══ Dataset extract ══
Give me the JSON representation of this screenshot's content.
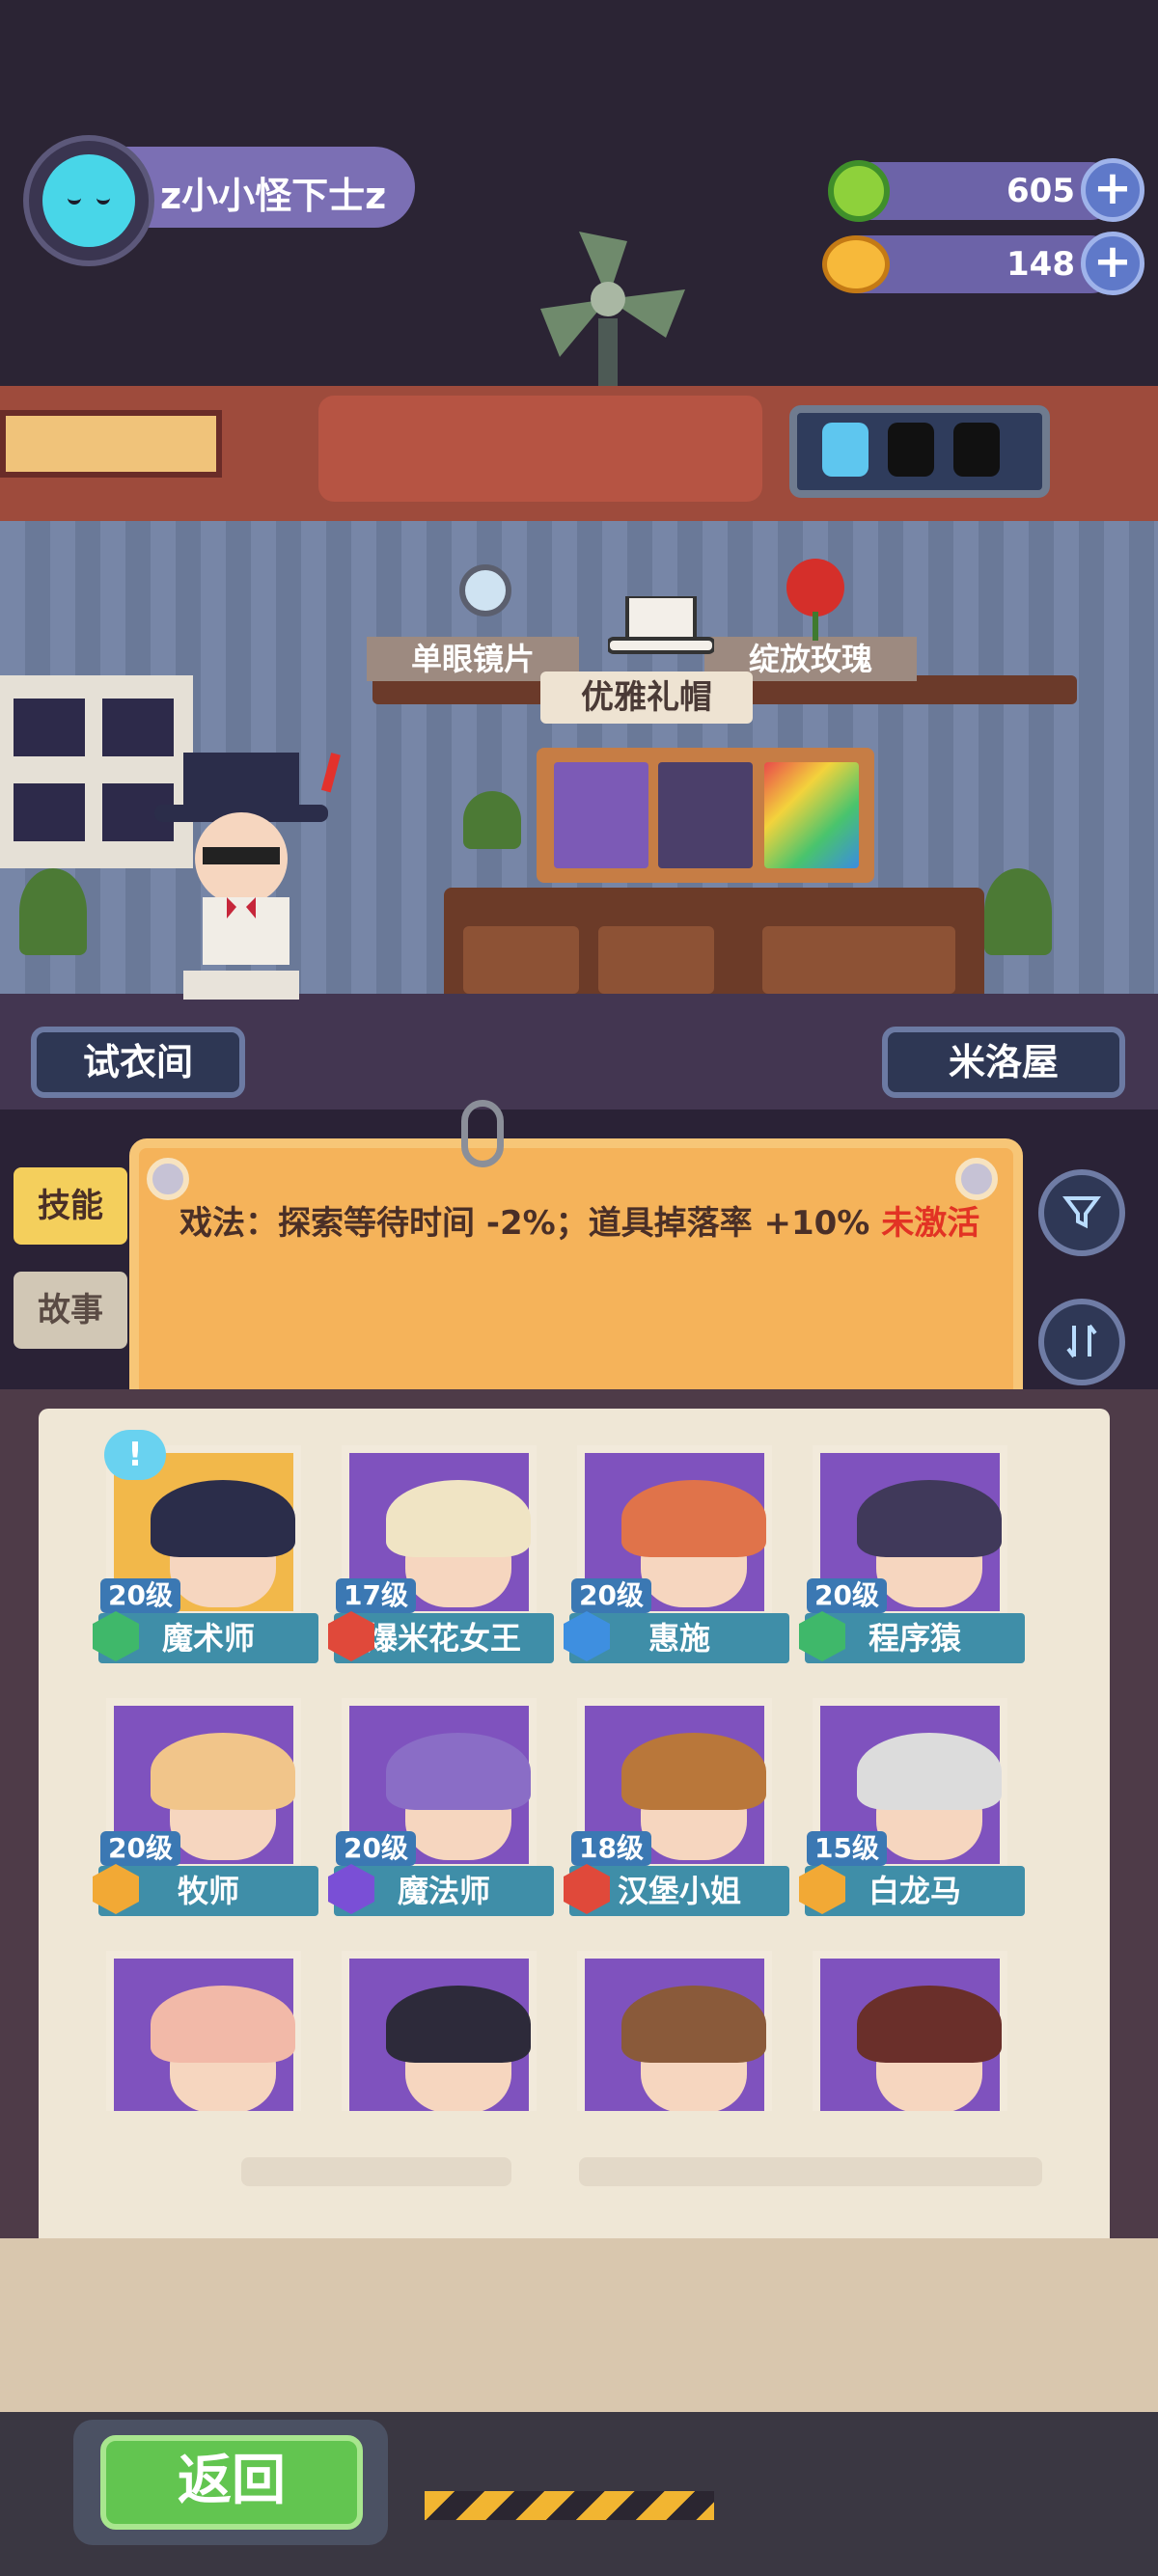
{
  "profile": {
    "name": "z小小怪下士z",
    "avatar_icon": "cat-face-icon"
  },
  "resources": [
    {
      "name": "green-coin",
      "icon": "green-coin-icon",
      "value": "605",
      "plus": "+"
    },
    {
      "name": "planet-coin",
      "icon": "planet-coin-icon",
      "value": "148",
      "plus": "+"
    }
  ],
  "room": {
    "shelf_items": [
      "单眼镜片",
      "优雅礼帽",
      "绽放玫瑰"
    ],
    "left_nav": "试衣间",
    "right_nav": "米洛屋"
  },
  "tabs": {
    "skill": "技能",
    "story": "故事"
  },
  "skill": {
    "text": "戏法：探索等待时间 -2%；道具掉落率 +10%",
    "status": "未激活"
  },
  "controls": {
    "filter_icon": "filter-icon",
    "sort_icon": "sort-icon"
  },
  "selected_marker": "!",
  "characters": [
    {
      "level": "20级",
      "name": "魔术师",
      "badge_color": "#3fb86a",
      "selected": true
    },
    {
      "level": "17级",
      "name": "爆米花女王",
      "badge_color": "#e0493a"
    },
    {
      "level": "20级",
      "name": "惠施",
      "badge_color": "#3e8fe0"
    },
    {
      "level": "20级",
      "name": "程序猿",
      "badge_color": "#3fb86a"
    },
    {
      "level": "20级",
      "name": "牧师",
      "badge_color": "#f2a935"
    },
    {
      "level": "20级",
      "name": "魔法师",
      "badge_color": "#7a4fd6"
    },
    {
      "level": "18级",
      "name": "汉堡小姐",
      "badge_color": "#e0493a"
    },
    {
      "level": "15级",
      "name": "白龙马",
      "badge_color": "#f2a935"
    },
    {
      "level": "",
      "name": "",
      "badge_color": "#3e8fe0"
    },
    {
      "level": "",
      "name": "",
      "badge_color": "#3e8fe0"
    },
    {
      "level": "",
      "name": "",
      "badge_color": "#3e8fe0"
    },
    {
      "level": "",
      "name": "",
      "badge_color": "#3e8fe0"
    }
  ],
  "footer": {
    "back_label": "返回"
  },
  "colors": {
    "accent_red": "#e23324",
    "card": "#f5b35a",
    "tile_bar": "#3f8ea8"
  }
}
═══
▸ **What you need to do**
All of the entries above should be copied exactly, except for the pictures.

▸ **Response to this task**
Give me the JSON representation of this screenshot's content.
{
  "profile": {
    "name": "z小小怪下士z",
    "avatar_icon": "cat-face-icon"
  },
  "resources": [
    {
      "name": "green-coin",
      "icon": "green-coin-icon",
      "value": "605",
      "plus": "+"
    },
    {
      "name": "planet-coin",
      "icon": "planet-coin-icon",
      "value": "148",
      "plus": "+"
    }
  ],
  "room": {
    "shelf_items": [
      "单眼镜片",
      "优雅礼帽",
      "绽放玫瑰"
    ],
    "left_nav": "试衣间",
    "right_nav": "米洛屋"
  },
  "tabs": {
    "skill": "技能",
    "story": "故事"
  },
  "skill": {
    "text": "戏法：探索等待时间 -2%；道具掉落率 +10%",
    "status": "未激活"
  },
  "controls": {
    "filter_icon": "filter-icon",
    "sort_icon": "sort-icon"
  },
  "selected_marker": "!",
  "characters": [
    {
      "level": "20级",
      "name": "魔术师",
      "badge_color": "#3fb86a",
      "selected": true
    },
    {
      "level": "17级",
      "name": "爆米花女王",
      "badge_color": "#e0493a"
    },
    {
      "level": "20级",
      "name": "惠施",
      "badge_color": "#3e8fe0"
    },
    {
      "level": "20级",
      "name": "程序猿",
      "badge_color": "#3fb86a"
    },
    {
      "level": "20级",
      "name": "牧师",
      "badge_color": "#f2a935"
    },
    {
      "level": "20级",
      "name": "魔法师",
      "badge_color": "#7a4fd6"
    },
    {
      "level": "18级",
      "name": "汉堡小姐",
      "badge_color": "#e0493a"
    },
    {
      "level": "15级",
      "name": "白龙马",
      "badge_color": "#f2a935"
    },
    {
      "level": "",
      "name": "",
      "badge_color": "#3e8fe0"
    },
    {
      "level": "",
      "name": "",
      "badge_color": "#3e8fe0"
    },
    {
      "level": "",
      "name": "",
      "badge_color": "#3e8fe0"
    },
    {
      "level": "",
      "name": "",
      "badge_color": "#3e8fe0"
    }
  ],
  "footer": {
    "back_label": "返回"
  },
  "colors": {
    "accent_red": "#e23324",
    "card": "#f5b35a",
    "tile_bar": "#3f8ea8"
  }
}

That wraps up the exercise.